Tasks to perform ::
1. Reproduce the Stats page word for word, everything from "Double-digit growth has" down to "sponsored listings (25%)".
2. On the Stats page, what range is given for CPC rates at major search engines?

START Exercise text

You are currently browsing the archives for the Stats category.

Online Ad Spending Up 11%, 2010 vs 2009

eMarketer 2010 Online Ad Spending

Double-digit growth has returned to global online ad spending. Full coverage at Adweek.

Razorfish Outlook 2010 Report Shows Site-Specific, CPM Buying Dominates

Razorfish 2010 Outlook

From Zack Rodgers’s summary of Razorfish’s annual digital spending report (see ClickZ):

–Display advertising within social media captured only 4% of budgets

–Investment in social-media marketing skewed toward content creation and management (eg, Facebook fan pages, blogger outreach) versus traditional advertising

–The big winners continued to be CPM campaigns or sponsorships negotiated at a site-specific level (30%) and paid search / sponsored listings (25%)

–Mobile advertising dollars remain small, but the future looks bright

–CPC rates at major search engines was between $0.56 and $0.88 per click, expected to rise in 2010

Brand Awareness for Twitter Equal to Facebook’s

From NYT’s Dealbook blog:

“While Twitter has nearly equaled Facebook in awareness among Americans — 87 percent now know of it, compared with 26 percent last year — it still lags behind in use, Teddy Wayne writes in The New York Times.”

END Exercise text
START Raw data

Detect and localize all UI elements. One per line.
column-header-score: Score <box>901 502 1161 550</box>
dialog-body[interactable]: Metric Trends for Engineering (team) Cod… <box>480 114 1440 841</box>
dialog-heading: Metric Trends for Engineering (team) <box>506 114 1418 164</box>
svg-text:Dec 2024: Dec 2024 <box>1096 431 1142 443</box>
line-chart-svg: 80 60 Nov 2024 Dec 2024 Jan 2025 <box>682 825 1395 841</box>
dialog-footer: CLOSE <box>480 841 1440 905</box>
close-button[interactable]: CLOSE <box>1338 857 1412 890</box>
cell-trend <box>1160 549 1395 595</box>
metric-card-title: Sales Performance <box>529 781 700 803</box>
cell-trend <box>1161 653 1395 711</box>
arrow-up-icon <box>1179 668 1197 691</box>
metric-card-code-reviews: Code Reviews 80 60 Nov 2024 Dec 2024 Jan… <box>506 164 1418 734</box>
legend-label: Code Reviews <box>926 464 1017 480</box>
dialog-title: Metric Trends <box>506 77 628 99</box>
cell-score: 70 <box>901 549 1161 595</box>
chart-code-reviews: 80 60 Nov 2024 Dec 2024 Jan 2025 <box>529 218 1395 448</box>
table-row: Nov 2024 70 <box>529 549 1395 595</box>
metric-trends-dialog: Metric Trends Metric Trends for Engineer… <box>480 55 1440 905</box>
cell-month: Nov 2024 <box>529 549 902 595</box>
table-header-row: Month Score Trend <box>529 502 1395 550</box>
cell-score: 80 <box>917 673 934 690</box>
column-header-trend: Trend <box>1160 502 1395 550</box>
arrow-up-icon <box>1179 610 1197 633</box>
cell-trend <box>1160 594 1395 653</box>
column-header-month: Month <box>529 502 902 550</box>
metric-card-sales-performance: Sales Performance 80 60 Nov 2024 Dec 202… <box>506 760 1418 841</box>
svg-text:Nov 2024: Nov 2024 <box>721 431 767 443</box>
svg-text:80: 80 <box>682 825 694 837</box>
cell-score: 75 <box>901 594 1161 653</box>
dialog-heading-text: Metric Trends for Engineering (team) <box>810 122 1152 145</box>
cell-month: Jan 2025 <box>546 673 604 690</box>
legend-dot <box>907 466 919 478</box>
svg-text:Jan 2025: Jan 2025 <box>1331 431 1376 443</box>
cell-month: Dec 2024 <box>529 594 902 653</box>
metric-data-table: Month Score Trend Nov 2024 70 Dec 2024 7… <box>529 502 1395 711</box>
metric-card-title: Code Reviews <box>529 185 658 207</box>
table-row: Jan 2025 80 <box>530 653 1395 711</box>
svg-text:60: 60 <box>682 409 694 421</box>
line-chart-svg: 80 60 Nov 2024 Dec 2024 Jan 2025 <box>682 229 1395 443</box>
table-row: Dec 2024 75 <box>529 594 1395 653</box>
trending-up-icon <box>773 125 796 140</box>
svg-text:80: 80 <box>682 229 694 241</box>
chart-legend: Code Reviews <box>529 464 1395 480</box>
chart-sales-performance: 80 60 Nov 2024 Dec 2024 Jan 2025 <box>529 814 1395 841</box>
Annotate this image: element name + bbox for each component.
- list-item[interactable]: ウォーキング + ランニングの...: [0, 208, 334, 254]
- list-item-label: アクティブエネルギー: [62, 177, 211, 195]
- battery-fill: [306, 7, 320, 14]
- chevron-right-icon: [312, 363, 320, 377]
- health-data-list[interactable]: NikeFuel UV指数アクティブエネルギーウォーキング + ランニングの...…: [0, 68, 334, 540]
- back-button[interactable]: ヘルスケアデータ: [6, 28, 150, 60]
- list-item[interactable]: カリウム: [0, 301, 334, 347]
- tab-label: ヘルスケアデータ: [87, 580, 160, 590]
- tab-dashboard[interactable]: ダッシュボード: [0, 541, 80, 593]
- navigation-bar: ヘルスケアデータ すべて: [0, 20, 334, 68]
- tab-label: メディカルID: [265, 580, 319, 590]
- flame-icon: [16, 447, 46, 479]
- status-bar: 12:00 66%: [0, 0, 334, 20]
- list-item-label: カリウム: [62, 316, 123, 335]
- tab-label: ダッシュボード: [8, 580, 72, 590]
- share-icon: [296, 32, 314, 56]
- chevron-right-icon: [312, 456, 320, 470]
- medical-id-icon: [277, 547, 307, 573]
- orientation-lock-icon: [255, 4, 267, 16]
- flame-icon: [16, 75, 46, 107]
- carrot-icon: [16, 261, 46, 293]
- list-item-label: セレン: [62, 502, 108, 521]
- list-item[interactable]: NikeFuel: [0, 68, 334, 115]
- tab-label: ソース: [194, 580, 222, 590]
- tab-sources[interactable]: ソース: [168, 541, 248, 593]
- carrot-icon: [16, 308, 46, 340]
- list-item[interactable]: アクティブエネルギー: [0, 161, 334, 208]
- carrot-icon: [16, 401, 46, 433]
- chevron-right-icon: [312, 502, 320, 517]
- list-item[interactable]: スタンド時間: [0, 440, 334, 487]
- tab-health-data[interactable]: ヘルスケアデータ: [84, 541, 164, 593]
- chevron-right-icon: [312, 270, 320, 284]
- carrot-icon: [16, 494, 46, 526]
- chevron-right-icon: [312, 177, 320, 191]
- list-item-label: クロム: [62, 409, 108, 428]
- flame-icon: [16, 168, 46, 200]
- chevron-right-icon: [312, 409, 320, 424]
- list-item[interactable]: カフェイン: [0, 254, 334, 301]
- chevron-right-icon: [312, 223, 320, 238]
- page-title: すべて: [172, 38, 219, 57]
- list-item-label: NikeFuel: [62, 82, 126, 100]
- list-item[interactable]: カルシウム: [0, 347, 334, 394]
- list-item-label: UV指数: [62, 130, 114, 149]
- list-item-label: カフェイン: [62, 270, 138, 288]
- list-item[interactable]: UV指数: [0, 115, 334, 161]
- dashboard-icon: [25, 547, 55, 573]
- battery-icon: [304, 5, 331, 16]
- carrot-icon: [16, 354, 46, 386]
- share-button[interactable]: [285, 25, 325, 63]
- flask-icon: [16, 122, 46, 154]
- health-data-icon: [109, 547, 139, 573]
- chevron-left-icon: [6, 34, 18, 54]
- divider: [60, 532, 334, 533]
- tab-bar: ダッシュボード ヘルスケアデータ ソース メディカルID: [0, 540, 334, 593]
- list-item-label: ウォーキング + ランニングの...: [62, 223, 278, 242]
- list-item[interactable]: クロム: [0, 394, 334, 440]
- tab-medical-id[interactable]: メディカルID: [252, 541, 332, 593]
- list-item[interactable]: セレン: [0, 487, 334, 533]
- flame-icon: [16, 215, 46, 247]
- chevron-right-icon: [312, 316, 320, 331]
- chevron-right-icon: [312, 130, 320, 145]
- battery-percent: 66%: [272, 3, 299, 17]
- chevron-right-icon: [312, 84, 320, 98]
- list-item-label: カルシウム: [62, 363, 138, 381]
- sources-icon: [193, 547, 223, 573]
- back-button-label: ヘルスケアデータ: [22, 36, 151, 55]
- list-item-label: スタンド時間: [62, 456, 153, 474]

END Raw data

Task solutions ::
1.
Double-digit growth has returned to global online ad spending. Full coverage at Adweek.

Razorfish Outlook 2010 Report Shows Site-Specific, CPM Buying Dominates

Razorfish 2010 Outlook

From Zack Rodgers’s summary of Razorfish’s annual digital spending report (see ClickZ):

–Display advertising within social media captured only 4% of budgets

–Investment in social-media marketing skewed toward content creation and management (eg, Facebook fan pages, blogger outreach) versus traditional advertising

–The big winners continued to be CPM campaigns or sponsorships negotiated at a site-specific level (30%) and paid search / sponsored listings (25%)

2. Between $0.56 and $0.88 per click.